* What to do *
Show, in full, each line of the data that contains "Temperature".

* Source records *
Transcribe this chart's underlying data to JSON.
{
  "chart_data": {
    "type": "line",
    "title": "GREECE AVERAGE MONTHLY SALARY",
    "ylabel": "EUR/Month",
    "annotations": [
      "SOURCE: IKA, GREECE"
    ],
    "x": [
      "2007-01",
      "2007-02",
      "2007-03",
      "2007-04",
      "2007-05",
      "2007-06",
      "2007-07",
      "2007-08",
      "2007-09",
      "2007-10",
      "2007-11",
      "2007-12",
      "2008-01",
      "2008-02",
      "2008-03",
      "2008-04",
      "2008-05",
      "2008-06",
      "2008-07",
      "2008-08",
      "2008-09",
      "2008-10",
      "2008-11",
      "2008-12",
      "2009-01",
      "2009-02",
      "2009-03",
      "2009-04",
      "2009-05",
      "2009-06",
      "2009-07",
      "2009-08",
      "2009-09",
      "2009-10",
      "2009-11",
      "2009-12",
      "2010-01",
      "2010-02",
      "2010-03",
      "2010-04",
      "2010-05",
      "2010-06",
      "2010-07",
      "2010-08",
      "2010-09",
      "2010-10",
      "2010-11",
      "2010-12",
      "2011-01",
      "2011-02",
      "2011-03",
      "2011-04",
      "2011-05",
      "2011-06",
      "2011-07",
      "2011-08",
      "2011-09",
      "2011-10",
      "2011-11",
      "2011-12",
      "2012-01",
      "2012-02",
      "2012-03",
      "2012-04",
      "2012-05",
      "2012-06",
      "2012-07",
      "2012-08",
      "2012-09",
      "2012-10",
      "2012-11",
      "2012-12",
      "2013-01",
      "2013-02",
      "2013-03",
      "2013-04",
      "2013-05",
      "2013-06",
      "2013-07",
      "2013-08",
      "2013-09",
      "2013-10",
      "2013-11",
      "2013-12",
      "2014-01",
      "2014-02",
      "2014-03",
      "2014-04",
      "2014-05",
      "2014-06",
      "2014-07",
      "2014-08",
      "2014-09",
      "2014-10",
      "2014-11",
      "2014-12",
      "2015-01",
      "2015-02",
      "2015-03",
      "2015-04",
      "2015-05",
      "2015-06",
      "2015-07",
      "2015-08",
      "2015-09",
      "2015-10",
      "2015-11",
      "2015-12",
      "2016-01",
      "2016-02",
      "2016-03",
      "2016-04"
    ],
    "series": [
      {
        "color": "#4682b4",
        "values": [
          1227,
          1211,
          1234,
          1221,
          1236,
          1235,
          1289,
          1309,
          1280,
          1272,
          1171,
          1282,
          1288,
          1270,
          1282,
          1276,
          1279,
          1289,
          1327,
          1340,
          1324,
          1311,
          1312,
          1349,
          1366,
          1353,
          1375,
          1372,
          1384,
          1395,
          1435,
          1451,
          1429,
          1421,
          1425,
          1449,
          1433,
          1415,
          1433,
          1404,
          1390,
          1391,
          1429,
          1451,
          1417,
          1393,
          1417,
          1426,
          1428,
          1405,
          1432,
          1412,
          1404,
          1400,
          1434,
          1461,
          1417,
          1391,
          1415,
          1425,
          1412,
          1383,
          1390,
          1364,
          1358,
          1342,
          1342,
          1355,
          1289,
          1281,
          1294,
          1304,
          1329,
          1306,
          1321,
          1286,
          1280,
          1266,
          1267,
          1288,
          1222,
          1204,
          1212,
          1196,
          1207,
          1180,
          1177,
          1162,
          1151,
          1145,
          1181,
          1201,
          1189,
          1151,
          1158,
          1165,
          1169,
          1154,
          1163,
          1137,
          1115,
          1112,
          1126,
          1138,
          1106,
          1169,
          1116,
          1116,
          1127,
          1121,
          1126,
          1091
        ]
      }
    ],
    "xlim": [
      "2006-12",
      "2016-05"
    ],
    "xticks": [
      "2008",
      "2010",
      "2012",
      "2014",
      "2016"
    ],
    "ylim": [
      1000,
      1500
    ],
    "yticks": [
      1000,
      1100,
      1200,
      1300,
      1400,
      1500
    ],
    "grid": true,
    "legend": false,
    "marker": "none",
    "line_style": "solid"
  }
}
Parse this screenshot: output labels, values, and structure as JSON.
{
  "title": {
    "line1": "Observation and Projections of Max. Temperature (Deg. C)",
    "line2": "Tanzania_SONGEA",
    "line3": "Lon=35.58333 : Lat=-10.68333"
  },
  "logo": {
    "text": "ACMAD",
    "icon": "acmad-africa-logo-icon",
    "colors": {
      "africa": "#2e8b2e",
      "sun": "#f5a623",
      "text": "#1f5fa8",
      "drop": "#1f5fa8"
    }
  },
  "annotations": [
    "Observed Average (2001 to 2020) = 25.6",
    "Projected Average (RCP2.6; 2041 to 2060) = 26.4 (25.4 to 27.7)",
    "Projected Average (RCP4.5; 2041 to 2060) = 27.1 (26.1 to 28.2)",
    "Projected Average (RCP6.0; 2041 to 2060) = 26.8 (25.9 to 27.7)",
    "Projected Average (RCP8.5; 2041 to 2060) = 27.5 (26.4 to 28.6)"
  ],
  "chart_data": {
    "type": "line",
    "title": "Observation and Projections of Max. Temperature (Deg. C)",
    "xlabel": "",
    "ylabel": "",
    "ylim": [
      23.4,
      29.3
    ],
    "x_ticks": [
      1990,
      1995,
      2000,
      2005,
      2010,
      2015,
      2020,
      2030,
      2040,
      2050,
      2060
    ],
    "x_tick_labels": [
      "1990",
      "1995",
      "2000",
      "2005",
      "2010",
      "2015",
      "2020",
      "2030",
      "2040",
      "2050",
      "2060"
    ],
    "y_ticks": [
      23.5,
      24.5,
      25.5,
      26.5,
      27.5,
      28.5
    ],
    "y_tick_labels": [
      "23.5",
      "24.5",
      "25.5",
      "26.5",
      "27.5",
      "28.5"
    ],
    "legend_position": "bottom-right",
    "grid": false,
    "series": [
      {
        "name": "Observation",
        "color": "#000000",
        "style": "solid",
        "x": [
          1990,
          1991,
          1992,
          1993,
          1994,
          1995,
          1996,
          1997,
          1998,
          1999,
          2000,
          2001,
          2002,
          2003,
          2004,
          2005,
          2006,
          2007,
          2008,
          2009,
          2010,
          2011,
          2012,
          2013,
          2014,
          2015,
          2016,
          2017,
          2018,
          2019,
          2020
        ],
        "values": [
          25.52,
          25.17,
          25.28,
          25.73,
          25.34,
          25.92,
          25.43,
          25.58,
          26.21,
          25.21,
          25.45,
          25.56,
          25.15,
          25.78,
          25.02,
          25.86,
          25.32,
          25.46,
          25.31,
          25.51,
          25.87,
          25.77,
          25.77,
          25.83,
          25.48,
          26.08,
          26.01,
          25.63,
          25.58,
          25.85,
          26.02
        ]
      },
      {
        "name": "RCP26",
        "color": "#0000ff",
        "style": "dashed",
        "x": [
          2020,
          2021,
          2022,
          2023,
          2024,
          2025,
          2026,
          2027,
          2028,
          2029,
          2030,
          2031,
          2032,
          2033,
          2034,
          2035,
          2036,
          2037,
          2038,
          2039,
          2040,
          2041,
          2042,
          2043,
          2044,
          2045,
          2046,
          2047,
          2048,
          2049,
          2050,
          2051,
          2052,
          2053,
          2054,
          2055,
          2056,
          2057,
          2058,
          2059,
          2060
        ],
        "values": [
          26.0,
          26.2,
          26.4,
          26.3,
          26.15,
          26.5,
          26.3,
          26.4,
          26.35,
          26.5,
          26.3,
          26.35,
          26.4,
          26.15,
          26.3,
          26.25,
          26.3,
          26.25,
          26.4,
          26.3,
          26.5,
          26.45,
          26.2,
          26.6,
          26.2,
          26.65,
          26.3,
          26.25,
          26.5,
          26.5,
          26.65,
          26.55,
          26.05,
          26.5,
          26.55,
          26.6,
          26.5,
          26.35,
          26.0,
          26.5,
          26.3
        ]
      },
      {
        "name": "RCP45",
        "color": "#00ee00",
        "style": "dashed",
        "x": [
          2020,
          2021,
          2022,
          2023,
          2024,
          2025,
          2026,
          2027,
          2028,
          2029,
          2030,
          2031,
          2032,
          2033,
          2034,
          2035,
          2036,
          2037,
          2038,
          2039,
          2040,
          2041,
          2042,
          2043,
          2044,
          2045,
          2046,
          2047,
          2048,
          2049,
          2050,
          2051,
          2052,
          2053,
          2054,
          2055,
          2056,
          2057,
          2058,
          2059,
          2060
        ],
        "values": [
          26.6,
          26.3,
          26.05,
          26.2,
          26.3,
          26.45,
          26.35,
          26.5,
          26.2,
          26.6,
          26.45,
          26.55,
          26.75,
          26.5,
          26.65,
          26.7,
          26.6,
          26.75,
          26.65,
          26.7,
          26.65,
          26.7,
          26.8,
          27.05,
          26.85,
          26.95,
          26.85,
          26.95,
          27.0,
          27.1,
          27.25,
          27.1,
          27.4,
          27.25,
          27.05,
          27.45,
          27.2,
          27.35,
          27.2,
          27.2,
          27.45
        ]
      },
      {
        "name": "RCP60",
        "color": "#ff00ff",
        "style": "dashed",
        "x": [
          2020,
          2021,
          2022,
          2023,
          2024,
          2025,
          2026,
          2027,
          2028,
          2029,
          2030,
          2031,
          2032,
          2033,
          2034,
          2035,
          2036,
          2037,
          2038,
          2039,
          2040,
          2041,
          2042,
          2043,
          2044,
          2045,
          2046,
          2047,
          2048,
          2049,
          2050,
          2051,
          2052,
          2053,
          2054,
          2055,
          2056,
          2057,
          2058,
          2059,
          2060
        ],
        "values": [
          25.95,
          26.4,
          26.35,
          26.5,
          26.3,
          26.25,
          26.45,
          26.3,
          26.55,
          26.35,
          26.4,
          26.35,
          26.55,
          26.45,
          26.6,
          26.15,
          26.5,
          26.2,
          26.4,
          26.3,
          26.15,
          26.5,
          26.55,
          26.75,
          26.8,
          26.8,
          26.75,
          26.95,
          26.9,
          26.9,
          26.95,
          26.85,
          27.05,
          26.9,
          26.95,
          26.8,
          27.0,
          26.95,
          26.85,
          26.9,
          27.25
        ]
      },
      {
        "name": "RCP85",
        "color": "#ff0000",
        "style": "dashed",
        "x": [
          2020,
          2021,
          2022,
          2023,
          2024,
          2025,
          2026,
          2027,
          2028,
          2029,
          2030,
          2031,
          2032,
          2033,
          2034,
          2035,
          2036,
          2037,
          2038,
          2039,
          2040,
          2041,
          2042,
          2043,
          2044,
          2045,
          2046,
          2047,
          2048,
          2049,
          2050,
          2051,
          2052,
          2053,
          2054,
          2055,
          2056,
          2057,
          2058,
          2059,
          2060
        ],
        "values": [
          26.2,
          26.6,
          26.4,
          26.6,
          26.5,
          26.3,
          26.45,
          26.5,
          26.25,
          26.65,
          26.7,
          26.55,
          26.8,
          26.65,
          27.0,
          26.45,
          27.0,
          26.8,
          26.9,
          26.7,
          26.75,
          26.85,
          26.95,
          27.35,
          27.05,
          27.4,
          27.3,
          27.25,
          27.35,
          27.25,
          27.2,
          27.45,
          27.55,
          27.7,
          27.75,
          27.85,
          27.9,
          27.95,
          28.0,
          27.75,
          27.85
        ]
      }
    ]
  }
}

* Reply to the exercise *
    "line1": "Observation and Projections of Max. Temperature (Deg. C)",
    "title": "Observation and Projections of Max. Temperature (Deg. C)",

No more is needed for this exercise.